▶ [Problem description]:
In the listing below, identify each line with the word "JSON" and return those lines.

[Figure record listings]

====

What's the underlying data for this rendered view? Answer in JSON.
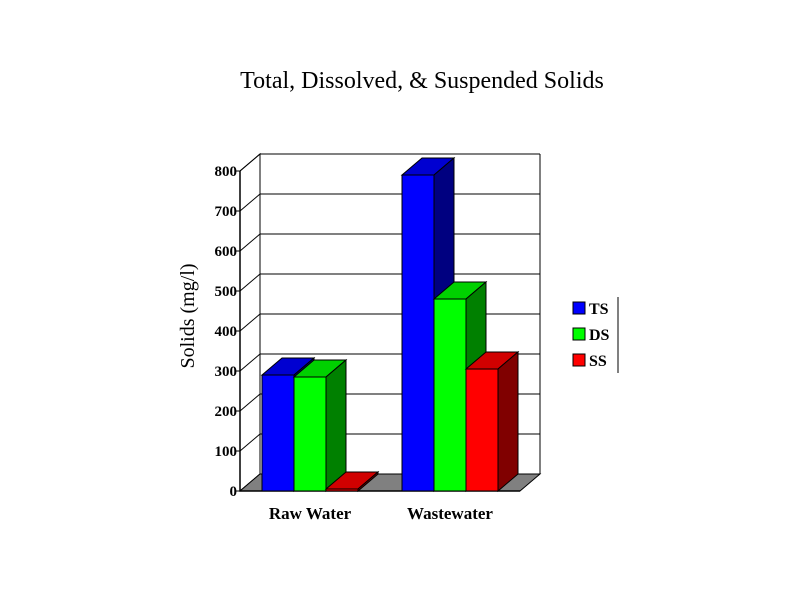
{
  "chart_data": {
    "type": "bar",
    "title": "Total, Dissolved, & Suspended Solids",
    "ylabel": "Solids (mg/l)",
    "xlabel": "",
    "categories": [
      "Raw Water",
      "Wastewater"
    ],
    "series": [
      {
        "name": "TS",
        "values": [
          290,
          790
        ],
        "color": "#0000ff"
      },
      {
        "name": "DS",
        "values": [
          285,
          480
        ],
        "color": "#00ff00"
      },
      {
        "name": "SS",
        "values": [
          5,
          305
        ],
        "color": "#ff0000"
      }
    ],
    "ylim": [
      0,
      800
    ],
    "yticks": [
      0,
      100,
      200,
      300,
      400,
      500,
      600,
      700,
      800
    ],
    "grid": true,
    "legend_position": "right",
    "floor_color": "#808080"
  }
}
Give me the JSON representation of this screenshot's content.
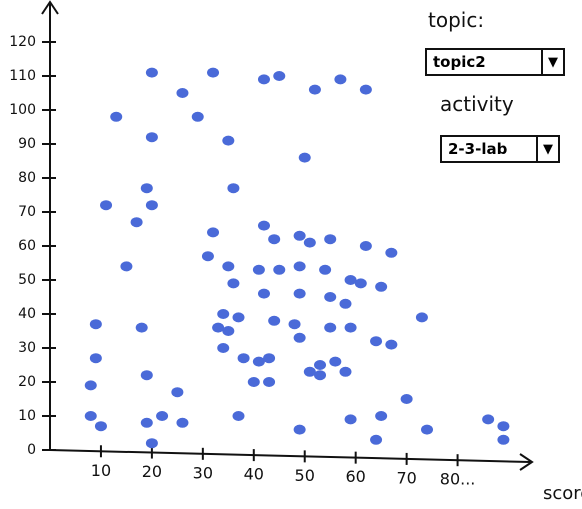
{
  "controls": {
    "topic_label": "topic:",
    "topic_value": "topic2",
    "activity_label": "activity",
    "activity_value": "2-3-lab"
  },
  "chart_data": {
    "type": "scatter",
    "x_label": "scores",
    "color": "#4a6ad8",
    "x": [
      20,
      26,
      32,
      42,
      45,
      52,
      57,
      62,
      13,
      29,
      20,
      35,
      50,
      11,
      19,
      20,
      17,
      36,
      32,
      31,
      42,
      44,
      49,
      51,
      55,
      62,
      67,
      15,
      35,
      36,
      41,
      45,
      49,
      54,
      42,
      49,
      55,
      59,
      61,
      65,
      58,
      34,
      37,
      44,
      48,
      55,
      59,
      73,
      9,
      18,
      33,
      35,
      34,
      49,
      64,
      67,
      38,
      41,
      43,
      53,
      56,
      51,
      53,
      58,
      40,
      43,
      9,
      19,
      8,
      25,
      70,
      8,
      22,
      37,
      59,
      65,
      10,
      19,
      26,
      49,
      74,
      86,
      89,
      64,
      89,
      20
    ],
    "values": [
      111,
      105,
      111,
      109,
      110,
      106,
      109,
      106,
      98,
      98,
      92,
      91,
      86,
      72,
      77,
      72,
      67,
      77,
      64,
      57,
      66,
      62,
      63,
      61,
      62,
      60,
      58,
      54,
      54,
      49,
      53,
      53,
      54,
      53,
      46,
      46,
      45,
      50,
      49,
      48,
      43,
      40,
      39,
      38,
      37,
      36,
      36,
      39,
      37,
      36,
      36,
      35,
      30,
      33,
      32,
      31,
      27,
      26,
      27,
      25,
      26,
      23,
      22,
      23,
      20,
      20,
      27,
      22,
      19,
      17,
      15,
      10,
      10,
      10,
      9,
      10,
      7,
      8,
      8,
      6,
      6,
      9,
      7,
      3,
      3,
      2
    ],
    "xlim": [
      0,
      95
    ],
    "ylim": [
      0,
      130
    ],
    "xticks": [
      10,
      20,
      30,
      40,
      50,
      60,
      70,
      {
        "value": 80,
        "label": "80..."
      }
    ],
    "yticks": [
      0,
      10,
      20,
      30,
      40,
      50,
      60,
      70,
      80,
      90,
      100,
      110,
      120
    ]
  }
}
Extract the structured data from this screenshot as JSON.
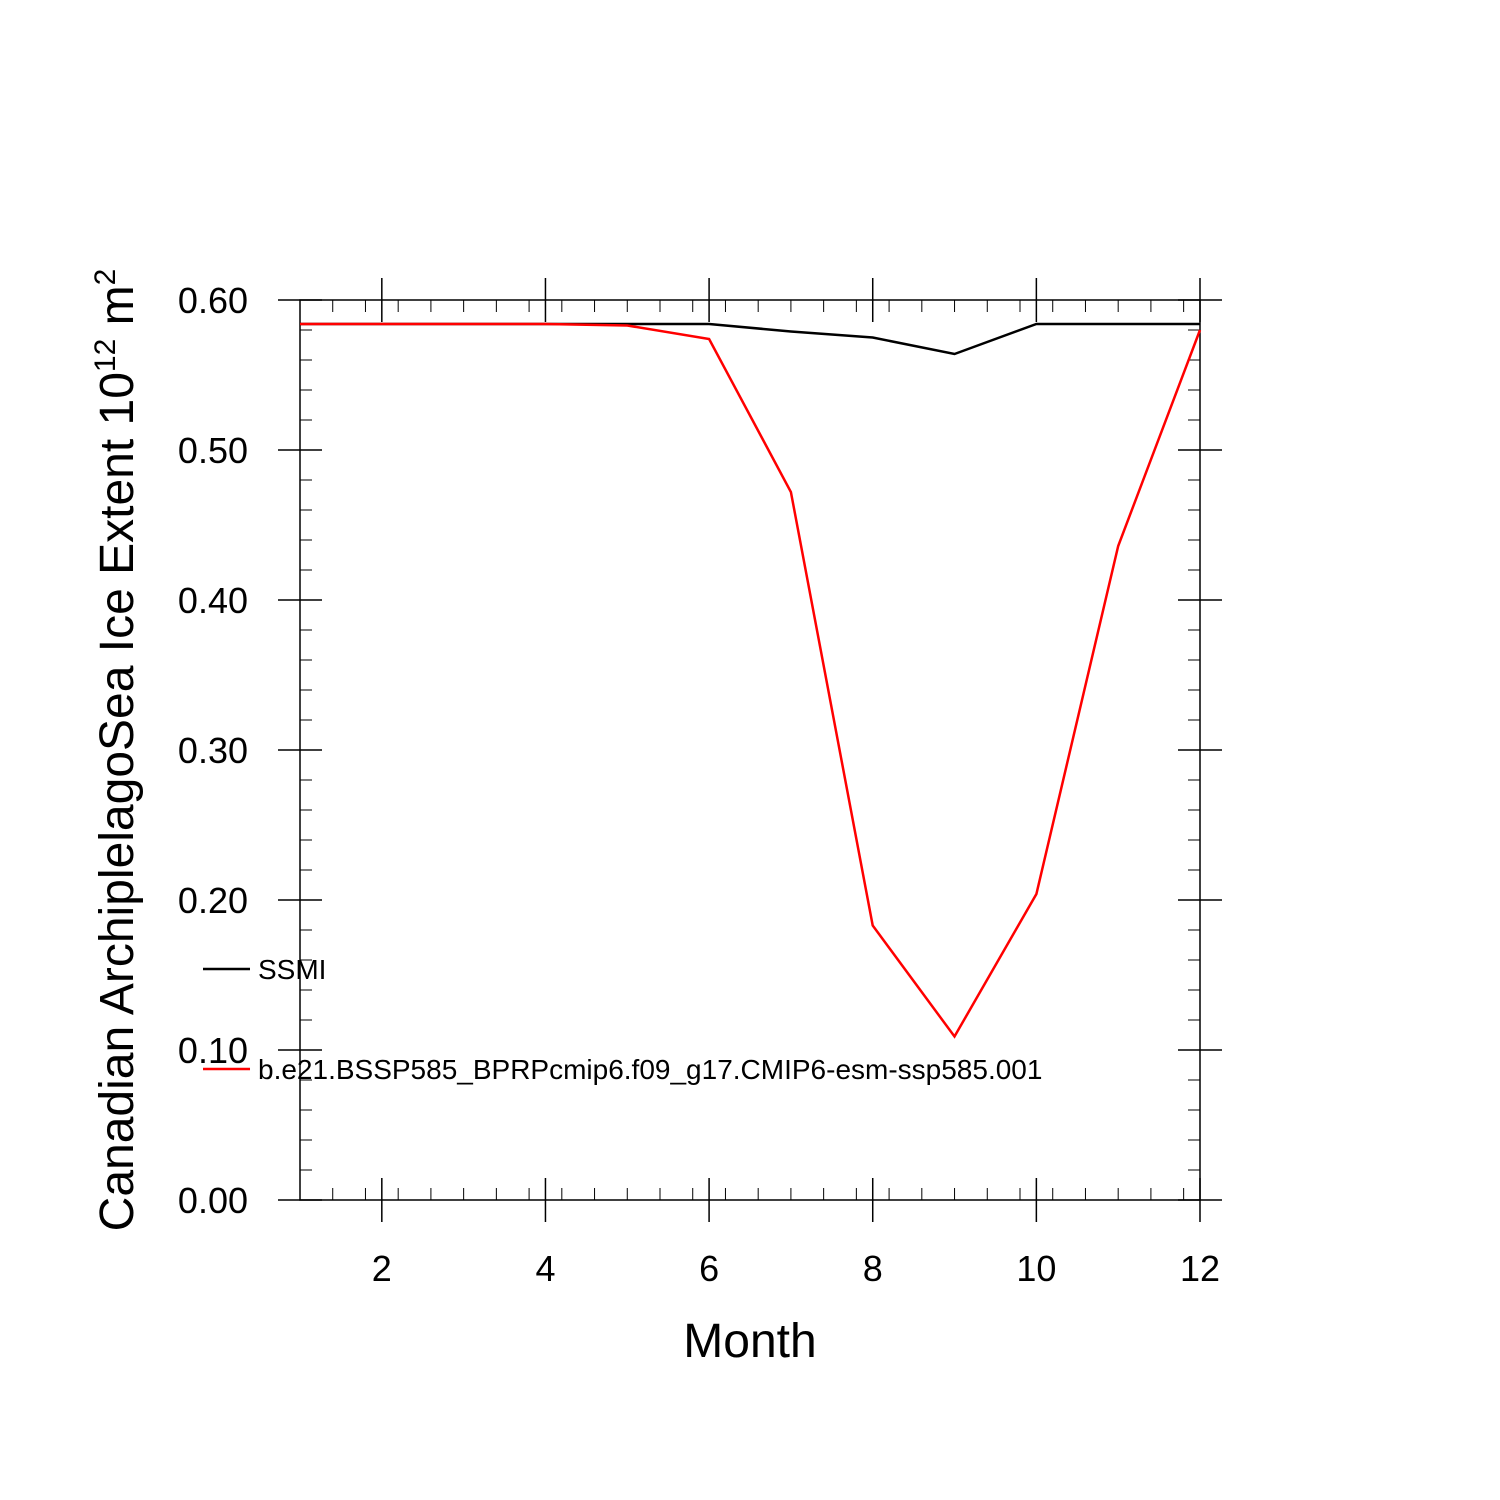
{
  "chart_data": {
    "type": "line",
    "title": "",
    "xlabel": "Month",
    "ylabel": {
      "main": "Canadian ArchiplelagoSea Ice Extent 10",
      "sup1": "12",
      "unit": " m",
      "sup2": "2"
    },
    "xlim": [
      1,
      12
    ],
    "ylim": [
      0,
      0.6
    ],
    "xticks": [
      2,
      4,
      6,
      8,
      10,
      12
    ],
    "yticks": [
      "0.00",
      "0.10",
      "0.20",
      "0.30",
      "0.40",
      "0.50",
      "0.60"
    ],
    "x": [
      1,
      2,
      3,
      4,
      5,
      6,
      7,
      8,
      9,
      10,
      11,
      12
    ],
    "series": [
      {
        "name": "SSMI",
        "color": "#000000",
        "values": [
          0.584,
          0.584,
          0.584,
          0.584,
          0.584,
          0.584,
          0.579,
          0.575,
          0.564,
          0.584,
          0.584,
          0.584
        ]
      },
      {
        "name": "b.e21.BSSP585_BPRPcmip6.f09_g17.CMIP6-esm-ssp585.001",
        "color": "#ff0000",
        "values": [
          0.584,
          0.584,
          0.584,
          0.584,
          0.583,
          0.574,
          0.472,
          0.183,
          0.109,
          0.204,
          0.436,
          0.58
        ]
      }
    ],
    "grid": false,
    "legend_position": "inside-left"
  }
}
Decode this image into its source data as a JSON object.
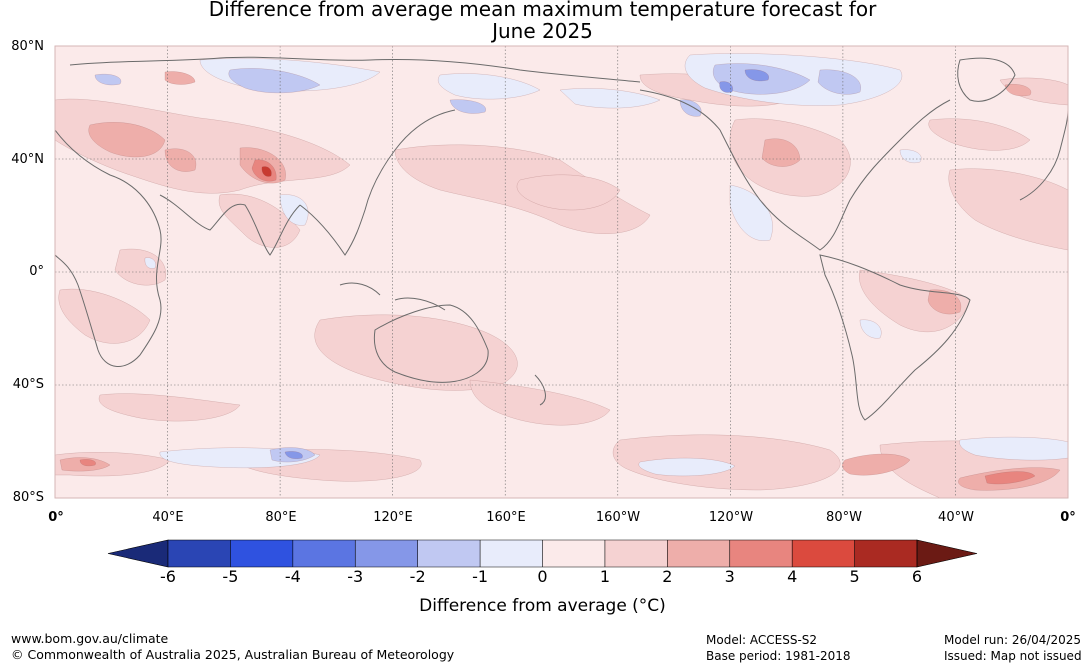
{
  "title_line1": "Difference from average mean maximum temperature forecast for",
  "title_line2": "June 2025",
  "lat_labels": [
    "80°N",
    "40°N",
    "0°",
    "40°S",
    "80°S"
  ],
  "lon_labels": [
    "0°",
    "40°E",
    "80°E",
    "120°E",
    "160°E",
    "160°W",
    "120°W",
    "80°W",
    "40°W",
    "0°"
  ],
  "colorbar": {
    "ticks": [
      "-6",
      "-5",
      "-4",
      "-3",
      "-2",
      "-1",
      "0",
      "1",
      "2",
      "3",
      "4",
      "5",
      "6"
    ],
    "label": "Difference from average ($^\\circ$C)",
    "under_color": "#1a2a78",
    "over_color": "#6b1a14",
    "colors": [
      "#2a45b4",
      "#2f52e0",
      "#5b75e2",
      "#8597e8",
      "#c0c8f2",
      "#e8ecfb",
      "#fbeaea",
      "#f5d2d2",
      "#eeaeaa",
      "#e8857f",
      "#db4a3e",
      "#aa2a22"
    ]
  },
  "map_colors": {
    "background": "#fbeaea",
    "light_warm": "#f5d2d2",
    "warm": "#eeaeaa",
    "hot": "#e8857f",
    "very_hot": "#c83a30",
    "light_cool": "#e8ecfb",
    "cool": "#c0c8f2",
    "cold": "#8597e8",
    "coast": "#6b6b6b"
  },
  "footer": {
    "website": "www.bom.gov.au/climate",
    "copyright": "© Commonwealth of Australia 2025, Australian Bureau of Meteorology",
    "model": "Model: ACCESS-S2",
    "base_period": "Base period: 1981-2018",
    "model_run": "Model run: 26/04/2025",
    "issued": "Issued: Map not issued"
  }
}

====

▶ [Exercise response]:
What's the underlying data for this rendered view? Answer in JSON.
Give me the JSON representation of this screenshot's content.
Extract the structured data from this screenshot as JSON.
Decode this image into its source data as a JSON object.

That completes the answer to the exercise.